Reproduce the material word for word; the images stay out.

[Data records]
--- start ---

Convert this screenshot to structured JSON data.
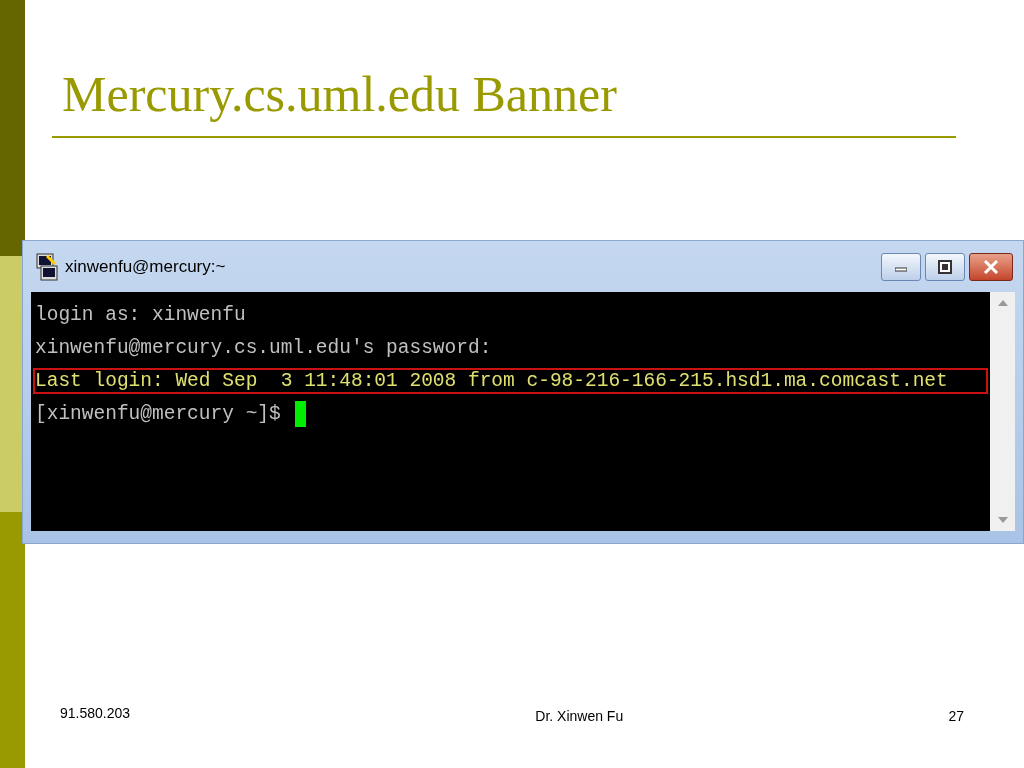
{
  "slide": {
    "title": "Mercury.cs.uml.edu Banner"
  },
  "terminal": {
    "title": "xinwenfu@mercury:~",
    "lines": [
      {
        "kind": "output",
        "text": "login as: xinwenfu",
        "highlighted": false
      },
      {
        "kind": "output",
        "text": "xinwenfu@mercury.cs.uml.edu's password:",
        "highlighted": false
      },
      {
        "kind": "output",
        "text": "Last login: Wed Sep  3 11:48:01 2008 from c-98-216-166-215.hsd1.ma.comcast.net",
        "highlighted": true
      },
      {
        "kind": "prompt",
        "text": "[xinwenfu@mercury ~]$",
        "highlighted": false
      }
    ]
  },
  "footer": {
    "course": "91.580.203",
    "author": "Dr. Xinwen Fu",
    "page": "27"
  }
}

--- end ---

Full solution
Convert this screenshot to structured JSON data.
{
  "slide": {
    "title": "Mercury.cs.uml.edu Banner"
  },
  "terminal": {
    "title": "xinwenfu@mercury:~",
    "lines": [
      {
        "kind": "output",
        "text": "login as: xinwenfu",
        "highlighted": false
      },
      {
        "kind": "output",
        "text": "xinwenfu@mercury.cs.uml.edu's password:",
        "highlighted": false
      },
      {
        "kind": "output",
        "text": "Last login: Wed Sep  3 11:48:01 2008 from c-98-216-166-215.hsd1.ma.comcast.net",
        "highlighted": true
      },
      {
        "kind": "prompt",
        "text": "[xinwenfu@mercury ~]$",
        "highlighted": false
      }
    ]
  },
  "footer": {
    "course": "91.580.203",
    "author": "Dr. Xinwen Fu",
    "page": "27"
  }
}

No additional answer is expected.